:: Supplied passage ::
□ □ □

H.I.D.E (Hidden Identity Dice Espionage)

2 Chits, 3 Giggles

I don’t know about you guys, but I’ll usually find out about a new game in advance of its release. That's not just me being big headed, it's just that working in a board games cafe with people passionate about the subject, talk is often (if not always) of games new and old, so if something does come out, there’s a strong chance I’ll have at least heard its name mentioned before. Which makes the fact that new game ‘H.I.D.E’ (a hidden information and logic deduction game involving spies) was completely unknown to me before I stumbled upon it at the recent Essen Spiel event all the more appropriate. A cunning piece of irony, perhaps.

H.I.D.E, or Hidden Identity Dice Espionage, is a game all about spies and secrets. And dice, lots of them. The bulk of the games contents is a large bag containing many dice, all of them identical except their colour. A game begins with each player randomly drawing a die from the bag without showing it to the others, and placing it behind a hidden screen with any side they want facing up. This is your identity die. Four of its sides are symbols related to different locations in the centre of the table (there's the nuclear reactor, the submarine, the army base and the rocket silo). The other two sides show a gun. These weapons are irrelevant for now, so each player will pick a location, letting the current value of intel at each place determine their choice. Going for one with a higher value might net you bigger rewards, but other players might feel the same way, and with only one possible victor per spot, selecting your destination cleverly is the key.

□ □ □

:: Excerpted data ::
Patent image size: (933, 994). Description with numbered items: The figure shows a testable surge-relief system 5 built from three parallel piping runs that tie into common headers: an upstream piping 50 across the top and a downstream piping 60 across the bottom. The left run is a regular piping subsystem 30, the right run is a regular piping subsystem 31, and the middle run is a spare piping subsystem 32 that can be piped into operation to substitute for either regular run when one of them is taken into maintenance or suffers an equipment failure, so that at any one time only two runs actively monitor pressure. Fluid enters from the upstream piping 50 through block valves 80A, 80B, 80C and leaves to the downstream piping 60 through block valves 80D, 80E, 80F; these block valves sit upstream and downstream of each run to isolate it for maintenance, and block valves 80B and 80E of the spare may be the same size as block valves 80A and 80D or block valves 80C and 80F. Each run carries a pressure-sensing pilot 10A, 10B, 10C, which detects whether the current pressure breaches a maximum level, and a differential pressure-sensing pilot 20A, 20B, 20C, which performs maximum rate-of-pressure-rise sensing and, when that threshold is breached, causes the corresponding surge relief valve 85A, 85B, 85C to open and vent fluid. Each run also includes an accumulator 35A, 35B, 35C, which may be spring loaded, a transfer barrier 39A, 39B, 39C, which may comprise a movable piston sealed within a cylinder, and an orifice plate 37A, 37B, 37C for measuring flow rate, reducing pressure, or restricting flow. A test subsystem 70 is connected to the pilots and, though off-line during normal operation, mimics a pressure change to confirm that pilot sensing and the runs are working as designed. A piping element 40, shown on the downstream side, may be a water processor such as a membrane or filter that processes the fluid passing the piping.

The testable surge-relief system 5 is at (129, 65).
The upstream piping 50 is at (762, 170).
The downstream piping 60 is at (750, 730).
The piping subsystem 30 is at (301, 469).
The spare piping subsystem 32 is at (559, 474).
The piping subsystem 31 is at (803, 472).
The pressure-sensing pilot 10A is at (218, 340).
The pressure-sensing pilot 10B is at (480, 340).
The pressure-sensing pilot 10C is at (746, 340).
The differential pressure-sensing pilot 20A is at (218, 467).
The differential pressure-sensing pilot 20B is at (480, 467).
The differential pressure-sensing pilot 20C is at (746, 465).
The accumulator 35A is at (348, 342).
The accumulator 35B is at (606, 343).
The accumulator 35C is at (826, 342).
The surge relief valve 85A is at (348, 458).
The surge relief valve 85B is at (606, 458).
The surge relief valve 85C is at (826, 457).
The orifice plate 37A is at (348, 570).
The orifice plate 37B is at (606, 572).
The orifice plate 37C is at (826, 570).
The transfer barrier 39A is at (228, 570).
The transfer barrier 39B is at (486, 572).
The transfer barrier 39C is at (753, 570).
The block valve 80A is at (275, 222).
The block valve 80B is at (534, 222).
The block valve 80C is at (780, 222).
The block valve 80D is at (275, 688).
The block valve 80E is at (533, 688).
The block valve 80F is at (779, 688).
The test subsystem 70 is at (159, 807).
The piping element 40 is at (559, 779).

□ □ □

:: Requests ::
**a)** In the H.I.D.E review, which four locations have symbols on the sides of the identity die?
**b)** In the H.I.D.E review, rewrite the paragraph beginning "H.I.D.E, or Hidden Identity Dice Espionage" as a shorter paragraph that keeps its main facts.

:: Expected outputs ::
**a)** The nuclear reactor, the submarine, the army base and the rocket silo.

**b)** H.I.D.E is a spy game built around secrets and many dice, which fill a large bag and differ only in color. Each player secretly draws one die and places it behind a screen with any side facing up. This is the player's identity die. Four of its sides show the table's central locations (nuclear reactor, submarine, army base and rocket silo), and two show a gun, which doesn't matter yet. Players then choose a location based on its current intel value. Higher values may bring bigger rewards, but others may pick the same spot and each spot has only one winner, so choosing cleverly is key.